--- EXERCISE DIRECTIONS ---
Repeat the listing in full, exactly as it stands.

= = = =

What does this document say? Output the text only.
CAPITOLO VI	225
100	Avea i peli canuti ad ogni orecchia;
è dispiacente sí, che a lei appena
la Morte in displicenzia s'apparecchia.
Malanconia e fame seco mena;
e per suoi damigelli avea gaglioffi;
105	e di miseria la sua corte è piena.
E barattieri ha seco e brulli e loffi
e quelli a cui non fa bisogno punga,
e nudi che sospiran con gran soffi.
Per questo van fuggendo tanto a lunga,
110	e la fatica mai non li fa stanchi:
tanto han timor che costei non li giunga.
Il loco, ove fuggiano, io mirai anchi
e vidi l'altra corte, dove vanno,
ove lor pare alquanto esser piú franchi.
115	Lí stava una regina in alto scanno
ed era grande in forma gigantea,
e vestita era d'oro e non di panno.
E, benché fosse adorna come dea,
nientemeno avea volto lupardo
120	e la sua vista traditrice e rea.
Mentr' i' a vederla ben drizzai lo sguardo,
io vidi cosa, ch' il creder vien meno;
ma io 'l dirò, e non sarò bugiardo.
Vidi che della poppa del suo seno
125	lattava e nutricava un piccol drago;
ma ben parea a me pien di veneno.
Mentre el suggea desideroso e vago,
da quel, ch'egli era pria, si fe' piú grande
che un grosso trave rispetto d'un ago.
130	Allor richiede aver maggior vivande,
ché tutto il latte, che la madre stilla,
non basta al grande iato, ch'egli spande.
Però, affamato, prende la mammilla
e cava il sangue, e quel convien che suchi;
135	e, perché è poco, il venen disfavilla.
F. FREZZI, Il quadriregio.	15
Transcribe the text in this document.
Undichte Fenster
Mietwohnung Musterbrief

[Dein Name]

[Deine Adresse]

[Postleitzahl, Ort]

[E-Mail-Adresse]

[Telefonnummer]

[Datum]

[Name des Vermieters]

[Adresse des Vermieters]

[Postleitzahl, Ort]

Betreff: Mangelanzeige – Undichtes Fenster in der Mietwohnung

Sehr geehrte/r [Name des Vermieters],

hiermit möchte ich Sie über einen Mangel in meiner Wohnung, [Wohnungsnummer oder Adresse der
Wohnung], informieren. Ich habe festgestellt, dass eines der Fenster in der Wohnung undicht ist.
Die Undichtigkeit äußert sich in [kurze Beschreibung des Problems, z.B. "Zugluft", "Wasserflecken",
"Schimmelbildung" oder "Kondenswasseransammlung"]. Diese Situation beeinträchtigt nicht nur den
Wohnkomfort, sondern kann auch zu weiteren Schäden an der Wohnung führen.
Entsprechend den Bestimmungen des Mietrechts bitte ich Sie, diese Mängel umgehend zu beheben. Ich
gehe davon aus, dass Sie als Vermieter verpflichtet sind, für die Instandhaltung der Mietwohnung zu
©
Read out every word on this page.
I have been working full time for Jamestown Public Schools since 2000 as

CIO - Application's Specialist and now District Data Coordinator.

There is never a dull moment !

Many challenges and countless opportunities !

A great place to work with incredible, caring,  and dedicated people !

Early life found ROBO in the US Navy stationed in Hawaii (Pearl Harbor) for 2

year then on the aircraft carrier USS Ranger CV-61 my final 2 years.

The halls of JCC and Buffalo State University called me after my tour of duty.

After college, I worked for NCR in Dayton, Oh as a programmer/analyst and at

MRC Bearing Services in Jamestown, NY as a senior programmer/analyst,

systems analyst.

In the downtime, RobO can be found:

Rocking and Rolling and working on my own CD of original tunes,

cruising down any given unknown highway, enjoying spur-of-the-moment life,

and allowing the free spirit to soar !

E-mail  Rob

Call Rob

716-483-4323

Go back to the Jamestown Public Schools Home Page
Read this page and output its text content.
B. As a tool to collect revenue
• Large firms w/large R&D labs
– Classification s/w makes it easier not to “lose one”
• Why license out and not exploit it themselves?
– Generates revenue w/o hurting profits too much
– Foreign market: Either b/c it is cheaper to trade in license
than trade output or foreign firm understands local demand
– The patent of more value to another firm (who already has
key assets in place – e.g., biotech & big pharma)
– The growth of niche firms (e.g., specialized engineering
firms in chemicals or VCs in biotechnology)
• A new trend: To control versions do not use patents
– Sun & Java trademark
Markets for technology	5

= = = =

--- RESULT OF THE EXERCISE ---
What does this document say? Output the text only.
CAPITOLO VI	225
100	Avea i peli canuti ad ogni orecchia;
è dispiacente sí, che a lei appena
la Morte in displicenzia s'apparecchia.
Malanconia e fame seco mena;
e per suoi damigelli avea gaglioffi;
105	e di miseria la sua corte è piena.
E barattieri ha seco e brulli e loffi
e quelli a cui non fa bisogno punga,
e nudi che sospiran con gran soffi.
Per questo van fuggendo tanto a lunga,
110	e la fatica mai non li fa stanchi:
tanto han timor che costei non li giunga.
Il loco, ove fuggiano, io mirai anchi
e vidi l'altra corte, dove vanno,
ove lor pare alquanto esser piú franchi.
115	Lí stava una regina in alto scanno
ed era grande in forma gigantea,
e vestita era d'oro e non di panno.
E, benché fosse adorna come dea,
nientemeno avea volto lupardo
120	e la sua vista traditrice e rea.
Mentr' i' a vederla ben drizzai lo sguardo,
io vidi cosa, ch' il creder vien meno;
ma io 'l dirò, e non sarò bugiardo.
Vidi che della poppa del suo seno
125	lattava e nutricava un piccol drago;
ma ben parea a me pien di veneno.
Mentre el suggea desideroso e vago,
da quel, ch'egli era pria, si fe' piú grande
che un grosso trave rispetto d'un ago.
130	Allor richiede aver maggior vivande,
ché tutto il latte, che la madre stilla,
non basta al grande iato, ch'egli spande.
Però, affamato, prende la mammilla
e cava il sangue, e quel convien che suchi;
135	e, perché è poco, il venen disfavilla.
F. FREZZI, Il quadriregio.	15
Transcribe the text in this document.
Undichte Fenster
Mietwohnung Musterbrief

[Dein Name]

[Deine Adresse]

[Postleitzahl, Ort]

[E-Mail-Adresse]

[Telefonnummer]

[Datum]

[Name des Vermieters]

[Adresse des Vermieters]

[Postleitzahl, Ort]

Betreff: Mangelanzeige – Undichtes Fenster in der Mietwohnung

Sehr geehrte/r [Name des Vermieters],

hiermit möchte ich Sie über einen Mangel in meiner Wohnung, [Wohnungsnummer oder Adresse der
Wohnung], informieren. Ich habe festgestellt, dass eines der Fenster in der Wohnung undicht ist.
Die Undichtigkeit äußert sich in [kurze Beschreibung des Problems, z.B. "Zugluft", "Wasserflecken",
"Schimmelbildung" oder "Kondenswasseransammlung"]. Diese Situation beeinträchtigt nicht nur den
Wohnkomfort, sondern kann auch zu weiteren Schäden an der Wohnung führen.
Entsprechend den Bestimmungen des Mietrechts bitte ich Sie, diese Mängel umgehend zu beheben. Ich
gehe davon aus, dass Sie als Vermieter verpflichtet sind, für die Instandhaltung der Mietwohnung zu
©
Read out every word on this page.
I have been working full time for Jamestown Public Schools since 2000 as

CIO - Application's Specialist and now District Data Coordinator.

There is never a dull moment !

Many challenges and countless opportunities !

A great place to work with incredible, caring,  and dedicated people !

Early life found ROBO in the US Navy stationed in Hawaii (Pearl Harbor) for 2

year then on the aircraft carrier USS Ranger CV-61 my final 2 years.

The halls of JCC and Buffalo State University called me after my tour of duty.

After college, I worked for NCR in Dayton, Oh as a programmer/analyst and at

MRC Bearing Services in Jamestown, NY as a senior programmer/analyst,

systems analyst.

In the downtime, RobO can be found:

Rocking and Rolling and working on my own CD of original tunes,

cruising down any given unknown highway, enjoying spur-of-the-moment life,

and allowing the free spirit to soar !

E-mail  Rob

Call Rob

716-483-4323

Go back to the Jamestown Public Schools Home Page
Read this page and output its text content.
B. As a tool to collect revenue
• Large firms w/large R&D labs
– Classification s/w makes it easier not to “lose one”
• Why license out and not exploit it themselves?
– Generates revenue w/o hurting profits too much
– Foreign market: Either b/c it is cheaper to trade in license
than trade output or foreign firm understands local demand
– The patent of more value to another firm (who already has
key assets in place – e.g., biotech & big pharma)
– The growth of niche firms (e.g., specialized engineering
firms in chemicals or VCs in biotechnology)
• A new trend: To control versions do not use patents
– Sun & Java trademark
Markets for technology	5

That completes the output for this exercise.